■ TO BE DONE
In the records below, pick out all lines containing the word "Contains".

Dataset records on visual material:
______

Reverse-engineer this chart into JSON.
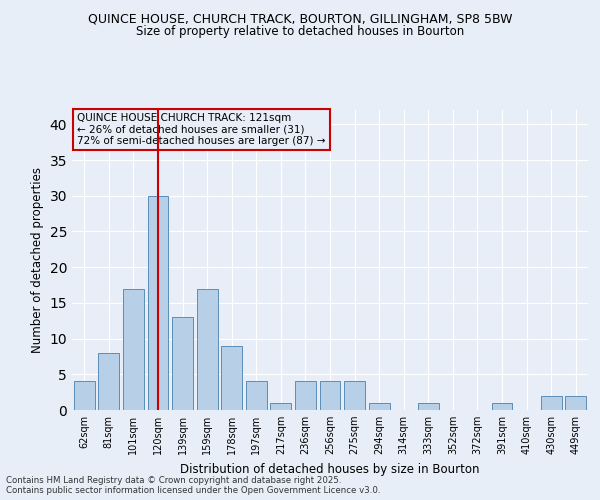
{
  "title_line1": "QUINCE HOUSE, CHURCH TRACK, BOURTON, GILLINGHAM, SP8 5BW",
  "title_line2": "Size of property relative to detached houses in Bourton",
  "xlabel": "Distribution of detached houses by size in Bourton",
  "ylabel": "Number of detached properties",
  "categories": [
    "62sqm",
    "81sqm",
    "101sqm",
    "120sqm",
    "139sqm",
    "159sqm",
    "178sqm",
    "197sqm",
    "217sqm",
    "236sqm",
    "256sqm",
    "275sqm",
    "294sqm",
    "314sqm",
    "333sqm",
    "352sqm",
    "372sqm",
    "391sqm",
    "410sqm",
    "430sqm",
    "449sqm"
  ],
  "values": [
    4,
    8,
    17,
    30,
    13,
    17,
    9,
    4,
    1,
    4,
    4,
    4,
    1,
    0,
    1,
    0,
    0,
    1,
    0,
    2,
    2
  ],
  "bar_color": "#b8cfe8",
  "bar_edge_color": "#5b8db8",
  "red_line_x": 3.0,
  "annotation_label": "QUINCE HOUSE CHURCH TRACK: 121sqm",
  "annotation_line2": "← 26% of detached houses are smaller (31)",
  "annotation_line3": "72% of semi-detached houses are larger (87) →",
  "subject_color": "#cc0000",
  "box_edge_color": "#cc0000",
  "background_color": "#e8eef7",
  "grid_color": "#ffffff",
  "ylim": [
    0,
    42
  ],
  "yticks": [
    0,
    5,
    10,
    15,
    20,
    25,
    30,
    35,
    40
  ],
  "footnote_line1": "Contains HM Land Registry data © Crown copyright and database right 2025.",
  "footnote_line2": "Contains public sector information licensed under the Open Government Licence v3.0."
}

______

■ OUTPUT BELOW
  "footnote_line1": "Contains HM Land Registry data © Crown copyright and database right 2025.",
  "footnote_line2": "Contains public sector information licensed under the Open Government Licence v3.0."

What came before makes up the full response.